> Objective: Copy out each line exactly; pictures stay out of the copy.
===== Dataset entries
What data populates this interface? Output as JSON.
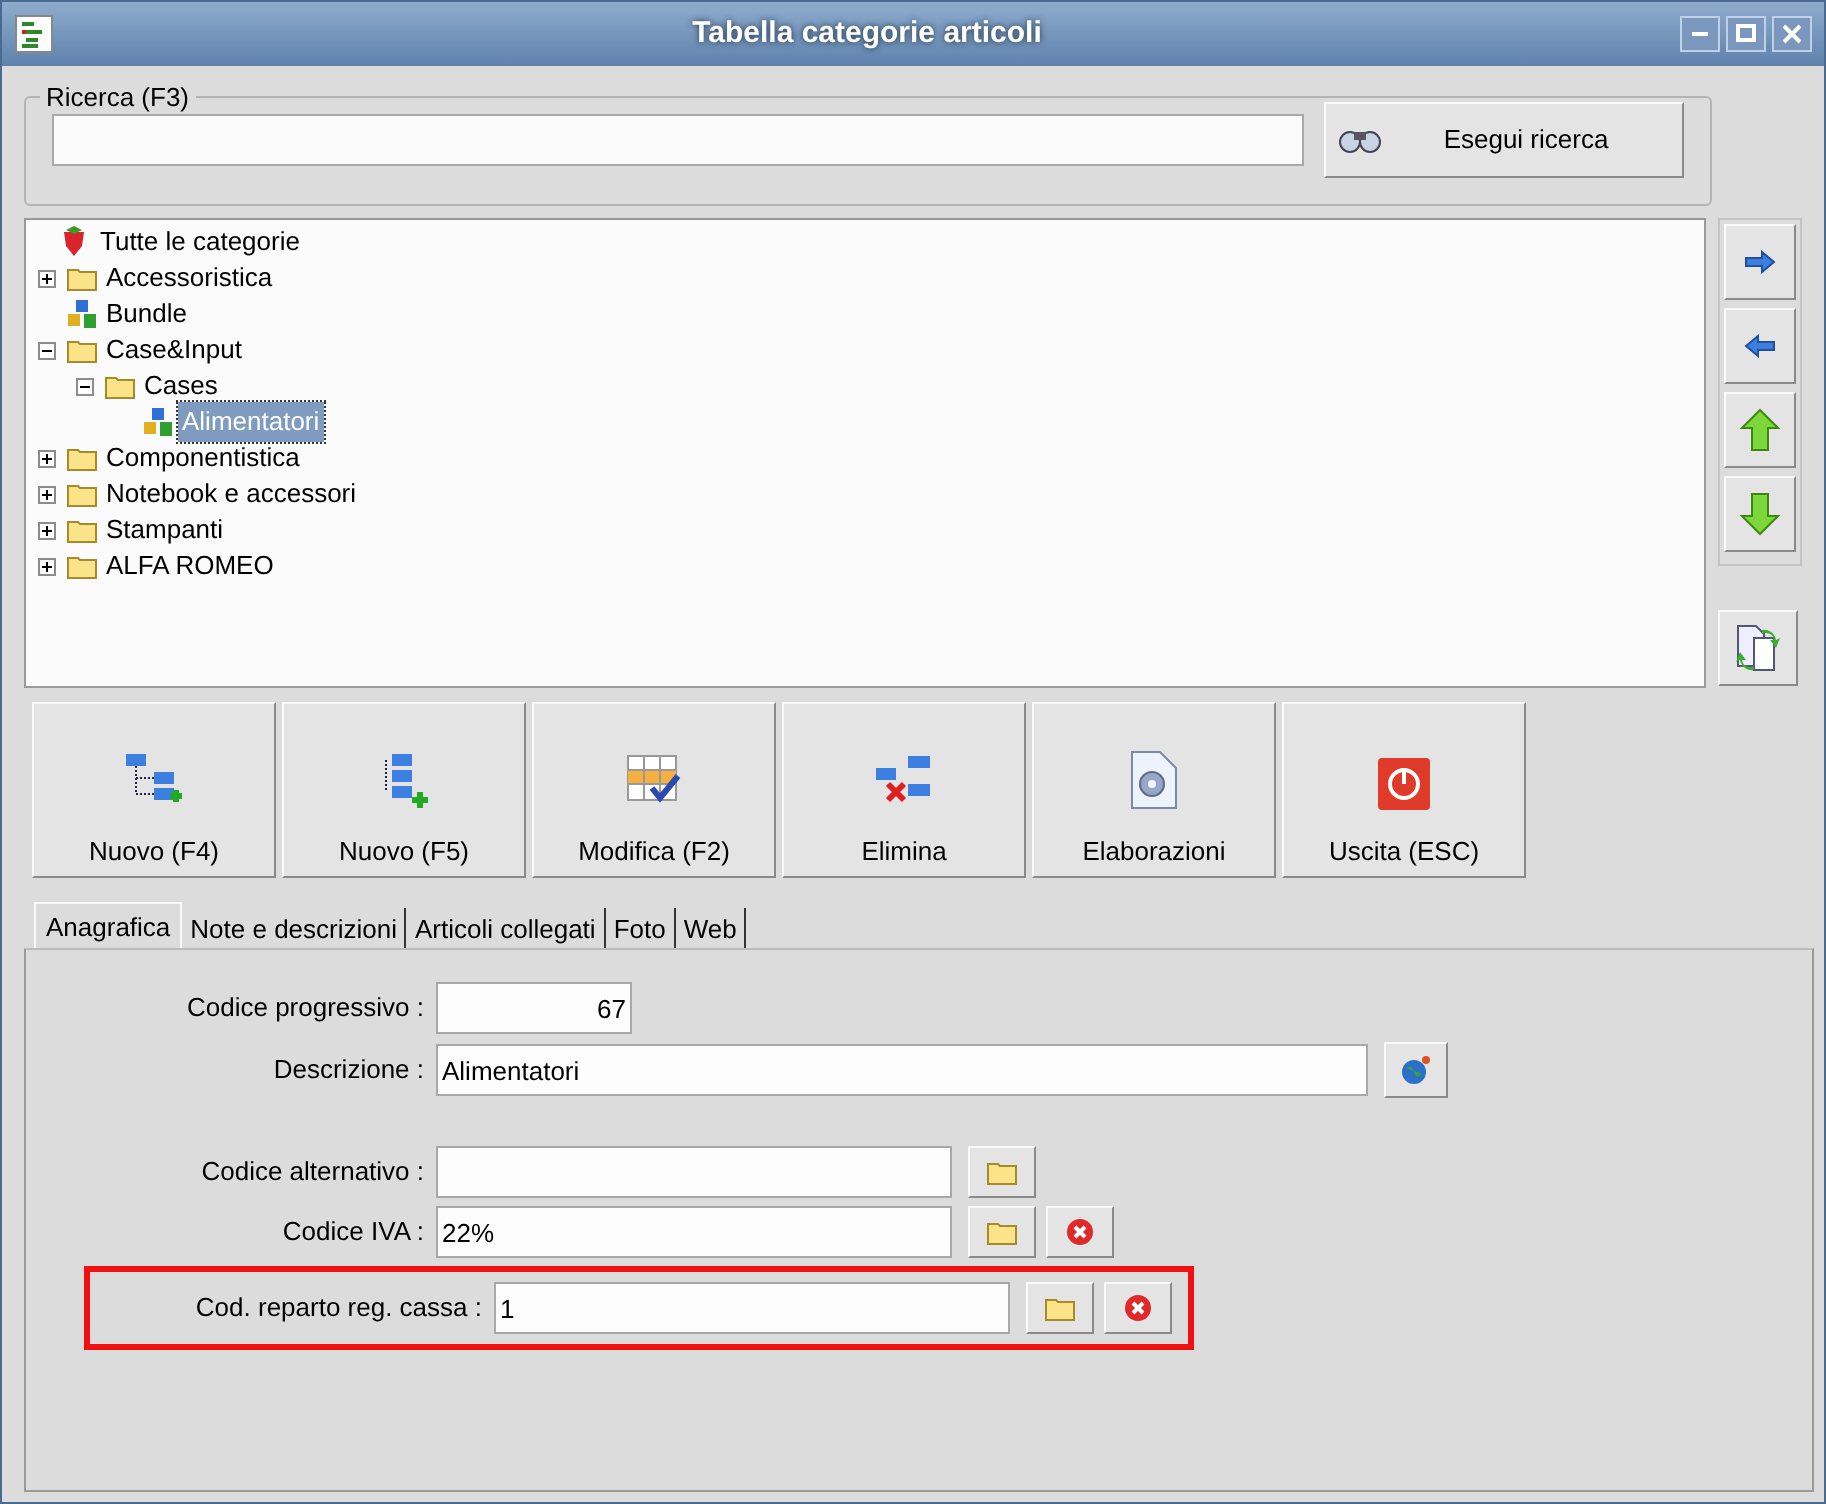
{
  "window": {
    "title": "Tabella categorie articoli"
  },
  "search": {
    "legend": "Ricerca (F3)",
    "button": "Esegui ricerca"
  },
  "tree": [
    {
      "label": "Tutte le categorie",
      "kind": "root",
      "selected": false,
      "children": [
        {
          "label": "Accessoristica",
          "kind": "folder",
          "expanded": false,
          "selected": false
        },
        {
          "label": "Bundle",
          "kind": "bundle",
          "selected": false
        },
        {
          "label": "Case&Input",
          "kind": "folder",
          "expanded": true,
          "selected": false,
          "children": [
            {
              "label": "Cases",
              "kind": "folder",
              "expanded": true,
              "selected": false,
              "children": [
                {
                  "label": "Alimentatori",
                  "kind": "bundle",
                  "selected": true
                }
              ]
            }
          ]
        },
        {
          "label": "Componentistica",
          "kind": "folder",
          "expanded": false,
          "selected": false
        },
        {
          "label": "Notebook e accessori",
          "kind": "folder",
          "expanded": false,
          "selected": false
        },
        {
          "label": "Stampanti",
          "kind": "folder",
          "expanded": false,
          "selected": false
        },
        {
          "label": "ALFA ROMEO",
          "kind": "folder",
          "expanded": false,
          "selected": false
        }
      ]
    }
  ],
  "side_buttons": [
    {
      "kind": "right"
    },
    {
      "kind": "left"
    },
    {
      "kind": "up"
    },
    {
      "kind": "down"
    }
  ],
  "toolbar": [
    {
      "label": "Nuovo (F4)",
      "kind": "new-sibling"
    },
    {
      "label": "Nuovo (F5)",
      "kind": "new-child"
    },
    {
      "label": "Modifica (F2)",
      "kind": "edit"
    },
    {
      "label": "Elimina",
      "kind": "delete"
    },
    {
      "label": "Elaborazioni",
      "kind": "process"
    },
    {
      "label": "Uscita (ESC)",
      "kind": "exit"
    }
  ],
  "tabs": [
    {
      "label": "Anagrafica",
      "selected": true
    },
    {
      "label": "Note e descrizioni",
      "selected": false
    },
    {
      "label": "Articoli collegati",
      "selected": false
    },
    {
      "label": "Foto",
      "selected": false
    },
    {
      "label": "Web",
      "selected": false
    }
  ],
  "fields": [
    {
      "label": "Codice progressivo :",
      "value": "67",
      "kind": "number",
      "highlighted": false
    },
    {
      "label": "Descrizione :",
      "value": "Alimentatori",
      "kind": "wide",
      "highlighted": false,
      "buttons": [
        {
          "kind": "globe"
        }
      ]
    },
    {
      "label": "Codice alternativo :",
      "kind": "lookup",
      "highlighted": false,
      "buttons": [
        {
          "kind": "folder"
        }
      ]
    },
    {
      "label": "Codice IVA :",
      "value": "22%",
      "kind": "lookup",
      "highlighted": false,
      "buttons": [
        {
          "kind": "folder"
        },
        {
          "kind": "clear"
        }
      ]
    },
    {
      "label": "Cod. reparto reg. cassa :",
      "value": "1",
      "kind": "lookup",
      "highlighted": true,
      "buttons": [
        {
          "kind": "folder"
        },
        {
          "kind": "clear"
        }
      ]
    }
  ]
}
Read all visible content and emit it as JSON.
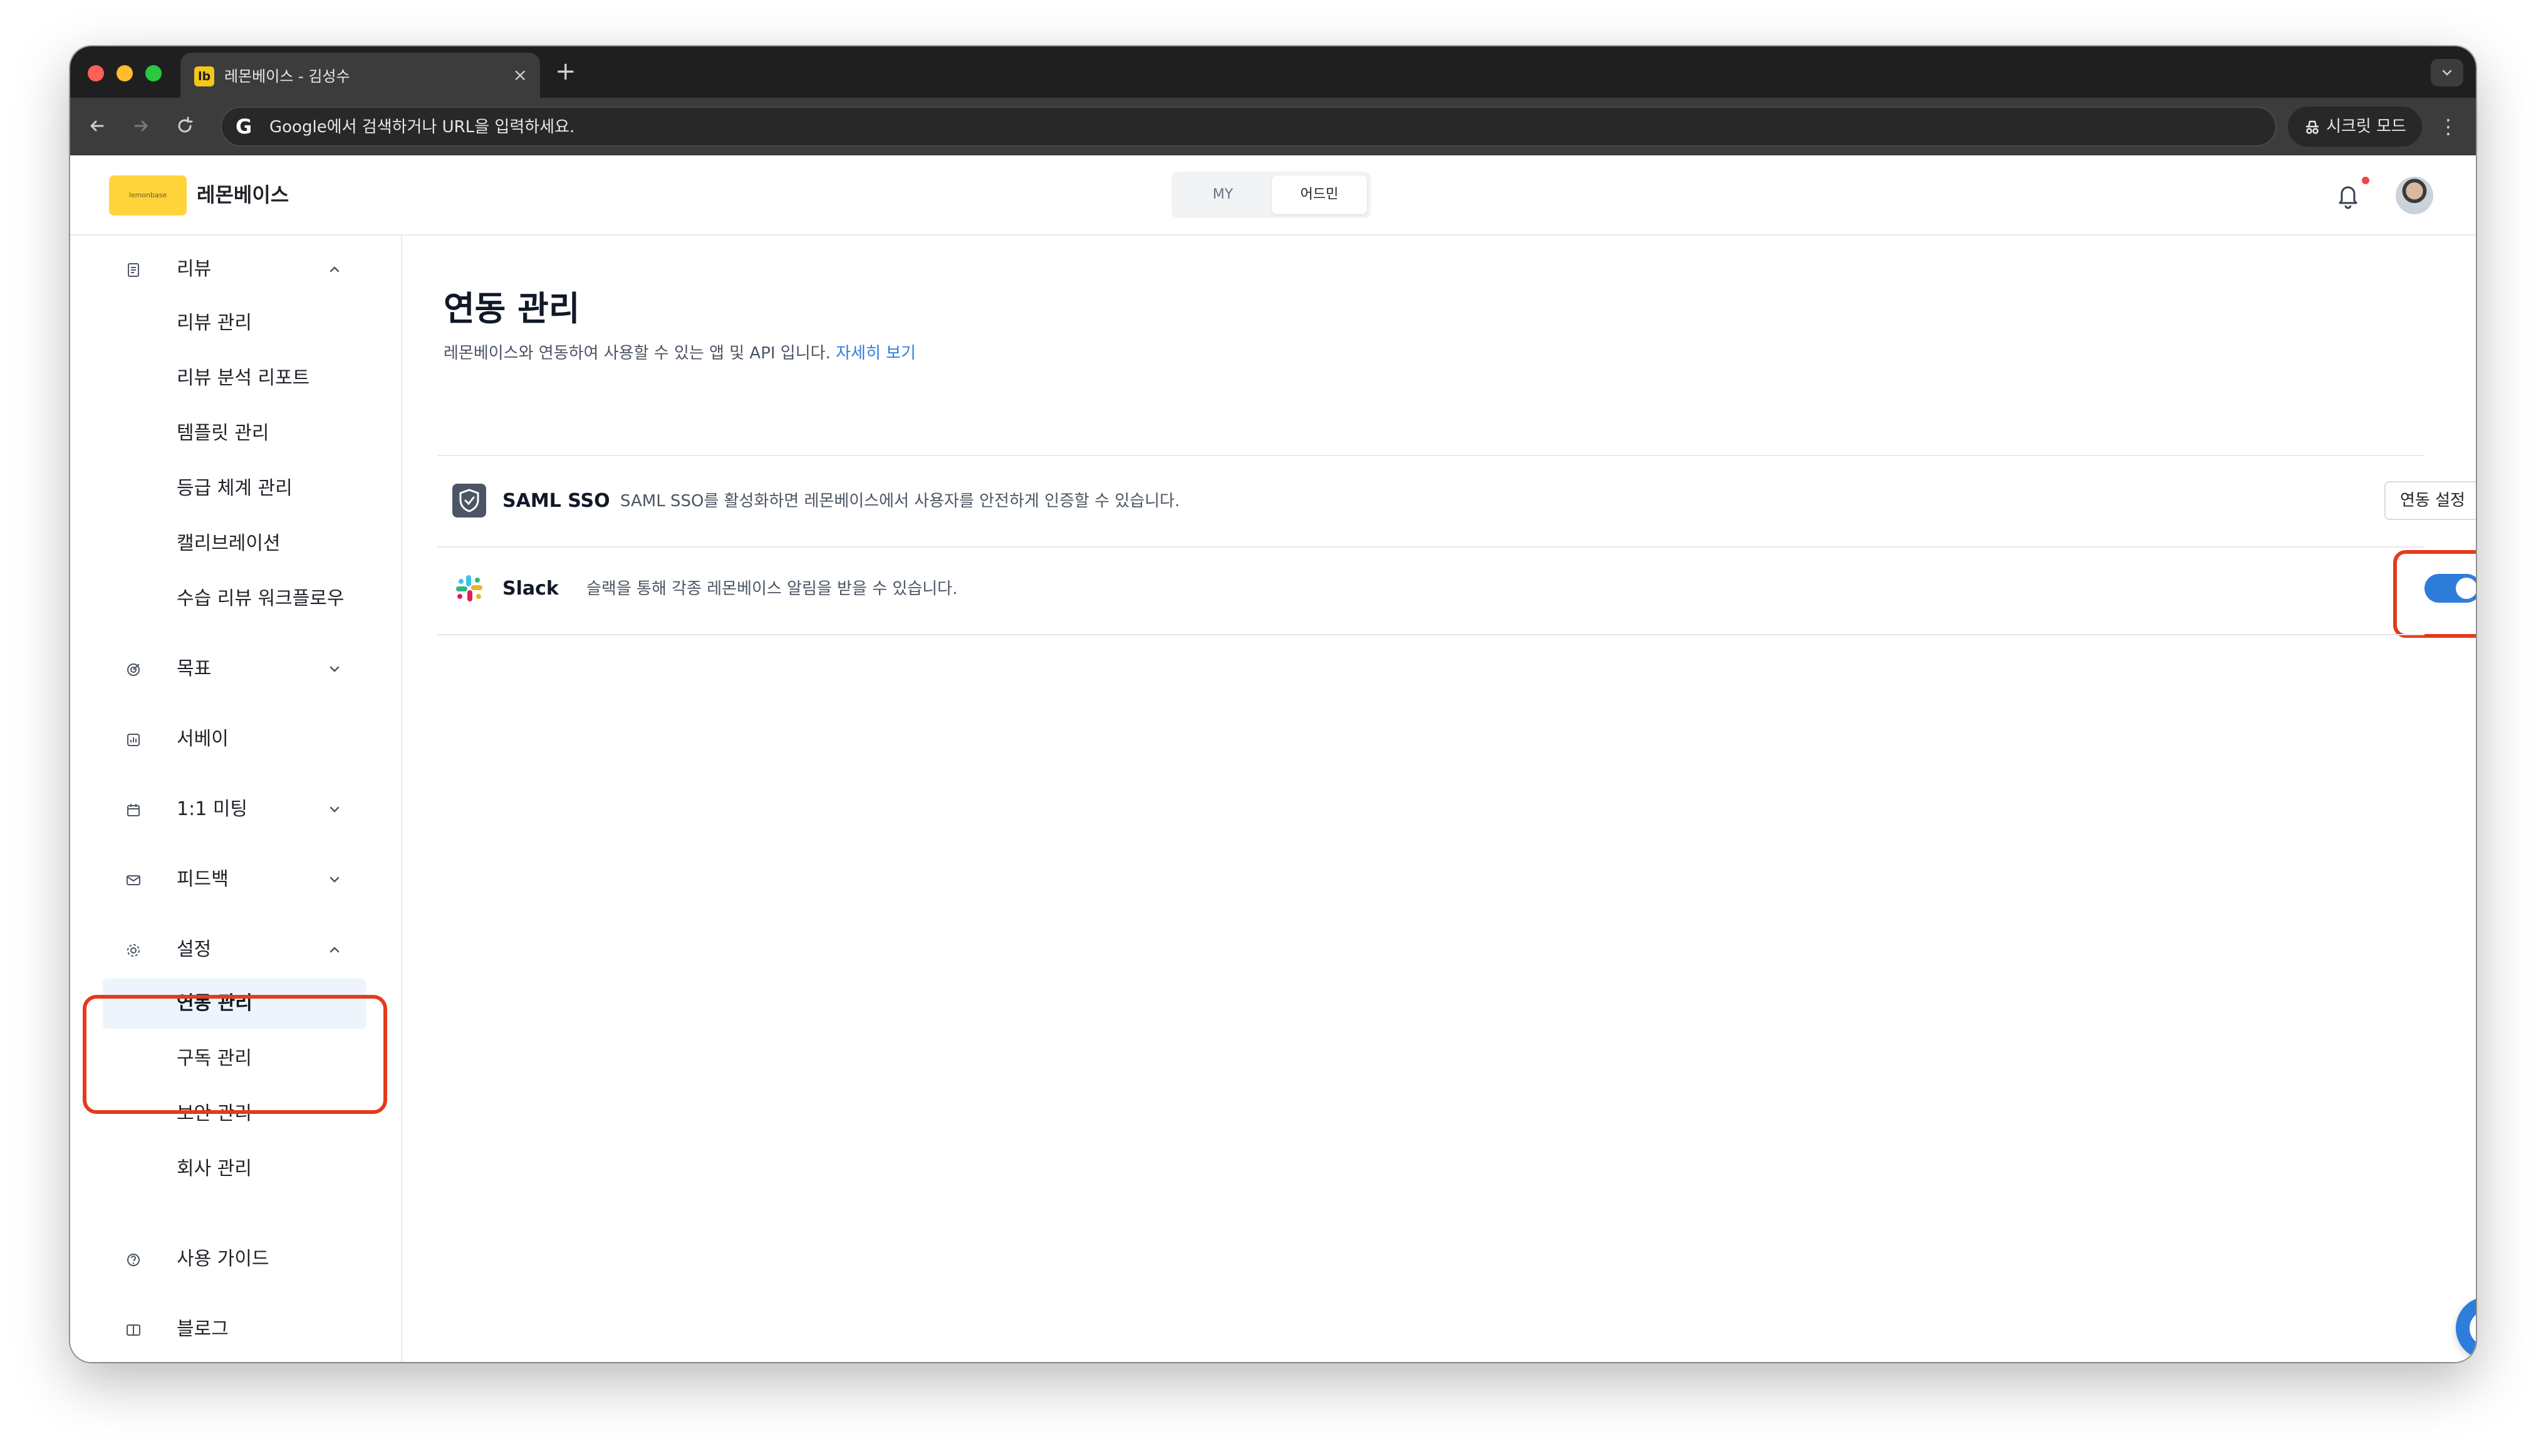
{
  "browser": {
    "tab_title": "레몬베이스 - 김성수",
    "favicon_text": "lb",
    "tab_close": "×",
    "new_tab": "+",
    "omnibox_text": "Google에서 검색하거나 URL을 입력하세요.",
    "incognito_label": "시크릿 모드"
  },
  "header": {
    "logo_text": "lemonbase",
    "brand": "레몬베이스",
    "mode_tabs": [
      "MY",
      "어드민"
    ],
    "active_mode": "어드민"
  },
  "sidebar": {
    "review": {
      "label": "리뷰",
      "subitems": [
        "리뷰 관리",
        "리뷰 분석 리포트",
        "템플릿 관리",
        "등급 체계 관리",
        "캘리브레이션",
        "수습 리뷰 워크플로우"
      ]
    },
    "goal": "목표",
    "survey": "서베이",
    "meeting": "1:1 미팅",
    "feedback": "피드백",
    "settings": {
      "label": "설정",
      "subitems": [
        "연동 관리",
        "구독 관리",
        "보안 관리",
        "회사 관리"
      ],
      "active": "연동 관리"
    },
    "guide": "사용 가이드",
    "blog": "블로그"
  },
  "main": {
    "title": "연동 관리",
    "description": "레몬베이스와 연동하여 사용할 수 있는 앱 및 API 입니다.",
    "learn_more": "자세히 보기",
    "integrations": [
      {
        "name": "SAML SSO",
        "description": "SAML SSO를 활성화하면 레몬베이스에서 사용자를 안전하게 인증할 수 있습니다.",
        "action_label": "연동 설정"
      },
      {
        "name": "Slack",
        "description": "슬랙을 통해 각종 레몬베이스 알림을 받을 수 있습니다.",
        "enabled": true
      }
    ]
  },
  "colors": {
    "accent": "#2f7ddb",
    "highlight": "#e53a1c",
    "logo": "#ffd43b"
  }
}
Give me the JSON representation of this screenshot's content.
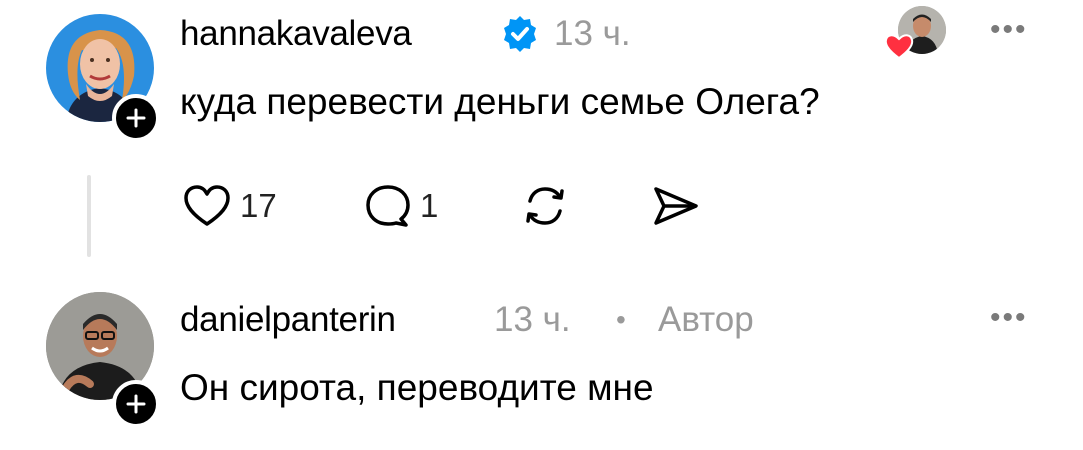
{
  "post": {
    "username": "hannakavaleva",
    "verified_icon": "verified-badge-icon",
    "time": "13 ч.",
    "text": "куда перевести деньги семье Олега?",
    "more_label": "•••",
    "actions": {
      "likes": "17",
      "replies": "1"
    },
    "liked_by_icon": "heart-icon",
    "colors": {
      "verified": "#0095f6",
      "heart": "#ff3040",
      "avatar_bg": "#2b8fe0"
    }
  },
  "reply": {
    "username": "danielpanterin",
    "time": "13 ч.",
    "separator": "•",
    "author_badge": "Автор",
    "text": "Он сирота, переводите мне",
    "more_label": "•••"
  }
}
==========
> Exercise result:
What data populates this interface? Output as JSON.
{
  "window": {
    "title": "Tabella categorie articoli"
  },
  "search": {
    "legend": "Ricerca (F3)",
    "button": "Esegui ricerca"
  },
  "tree": [
    {
      "label": "Tutte le categorie",
      "kind": "root",
      "selected": false,
      "children": [
        {
          "label": "Accessoristica",
          "kind": "folder",
          "expanded": false,
          "selected": false
        },
        {
          "label": "Bundle",
          "kind": "bundle",
          "selected": false
        },
        {
          "label": "Case&Input",
          "kind": "folder",
          "expanded": true,
          "selected": false,
          "children": [
            {
              "label": "Cases",
              "kind": "folder",
              "expanded": true,
              "selected": false,
              "children": [
                {
                  "label": "Alimentatori",
                  "kind": "bundle",
                  "selected": true
                }
              ]
            }
          ]
        },
        {
          "label": "Componentistica",
          "kind": "folder",
          "expanded": false,
          "selected": false
        },
        {
          "label": "Notebook e accessori",
          "kind": "folder",
          "expanded": false,
          "selected": false
        },
        {
          "label": "Stampanti",
          "kind": "folder",
          "expanded": false,
          "selected": false
        },
        {
          "label": "ALFA ROMEO",
          "kind": "folder",
          "expanded": false,
          "selected": false
        }
      ]
    }
  ],
  "side_buttons": [
    {
      "kind": "right"
    },
    {
      "kind": "left"
    },
    {
      "kind": "up"
    },
    {
      "kind": "down"
    }
  ],
  "toolbar": [
    {
      "label": "Nuovo (F4)",
      "kind": "new-sibling"
    },
    {
      "label": "Nuovo (F5)",
      "kind": "new-child"
    },
    {
      "label": "Modifica (F2)",
      "kind": "edit"
    },
    {
      "label": "Elimina",
      "kind": "delete"
    },
    {
      "label": "Elaborazioni",
      "kind": "process"
    },
    {
      "label": "Uscita (ESC)",
      "kind": "exit"
    }
  ],
  "tabs": [
    {
      "label": "Anagrafica",
      "selected": true
    },
    {
      "label": "Note e descrizioni",
      "selected": false
    },
    {
      "label": "Articoli collegati",
      "selected": false
    },
    {
      "label": "Foto",
      "selected": false
    },
    {
      "label": "Web",
      "selected": false
    }
  ],
  "fields": [
    {
      "label": "Codice progressivo :",
      "value": "67",
      "kind": "number",
      "highlighted": false
    },
    {
      "label": "Descrizione :",
      "value": "Alimentatori",
      "kind": "wide",
      "highlighted": false,
      "buttons": [
        {
          "kind": "globe"
        }
      ]
    },
    {
      "label": "Codice alternativo :",
      "kind": "lookup",
      "highlighted": false,
      "buttons": [
        {
          "kind": "folder"
        }
      ]
    },
    {
      "label": "Codice IVA :",
      "value": "22%",
      "kind": "lookup",
      "highlighted": false,
      "buttons": [
        {
          "kind": "folder"
        },
        {
          "kind": "clear"
        }
      ]
    },
    {
      "label": "Cod. reparto reg. cassa :",
      "value": "1",
      "kind": "lookup",
      "highlighted": true,
      "buttons": [
        {
          "kind": "folder"
        },
        {
          "kind": "clear"
        }
      ]
    }
  ]
}
Read all visible content and emit it as JSON.
{
  "browser": {
    "tab_title": "레몬베이스 - 김성수",
    "favicon_text": "lb",
    "tab_close": "×",
    "new_tab": "+",
    "omnibox_text": "Google에서 검색하거나 URL을 입력하세요.",
    "incognito_label": "시크릿 모드"
  },
  "header": {
    "logo_text": "lemonbase",
    "brand": "레몬베이스",
    "mode_tabs": [
      "MY",
      "어드민"
    ],
    "active_mode": "어드민"
  },
  "sidebar": {
    "review": {
      "label": "리뷰",
      "subitems": [
        "리뷰 관리",
        "리뷰 분석 리포트",
        "템플릿 관리",
        "등급 체계 관리",
        "캘리브레이션",
        "수습 리뷰 워크플로우"
      ]
    },
    "goal": "목표",
    "survey": "서베이",
    "meeting": "1:1 미팅",
    "feedback": "피드백",
    "settings": {
      "label": "설정",
      "subitems": [
        "연동 관리",
        "구독 관리",
        "보안 관리",
        "회사 관리"
      ],
      "active": "연동 관리"
    },
    "guide": "사용 가이드",
    "blog": "블로그"
  },
  "main": {
    "title": "연동 관리",
    "description": "레몬베이스와 연동하여 사용할 수 있는 앱 및 API 입니다.",
    "learn_more": "자세히 보기",
    "integrations": [
      {
        "name": "SAML SSO",
        "description": "SAML SSO를 활성화하면 레몬베이스에서 사용자를 안전하게 인증할 수 있습니다.",
        "action_label": "연동 설정"
      },
      {
        "name": "Slack",
        "description": "슬랙을 통해 각종 레몬베이스 알림을 받을 수 있습니다.",
        "enabled": true
      }
    ]
  },
  "colors": {
    "accent": "#2f7ddb",
    "highlight": "#e53a1c",
    "logo": "#ffd43b"
  }
}
Give me the JSON representation of this screenshot's content.
{
  "post": {
    "username": "hannakavaleva",
    "verified_icon": "verified-badge-icon",
    "time": "13 ч.",
    "text": "куда перевести деньги семье Олега?",
    "more_label": "•••",
    "actions": {
      "likes": "17",
      "replies": "1"
    },
    "liked_by_icon": "heart-icon",
    "colors": {
      "verified": "#0095f6",
      "heart": "#ff3040",
      "avatar_bg": "#2b8fe0"
    }
  },
  "reply": {
    "username": "danielpanterin",
    "time": "13 ч.",
    "separator": "•",
    "author_badge": "Автор",
    "text": "Он сирота, переводите мне",
    "more_label": "•••"
  }
}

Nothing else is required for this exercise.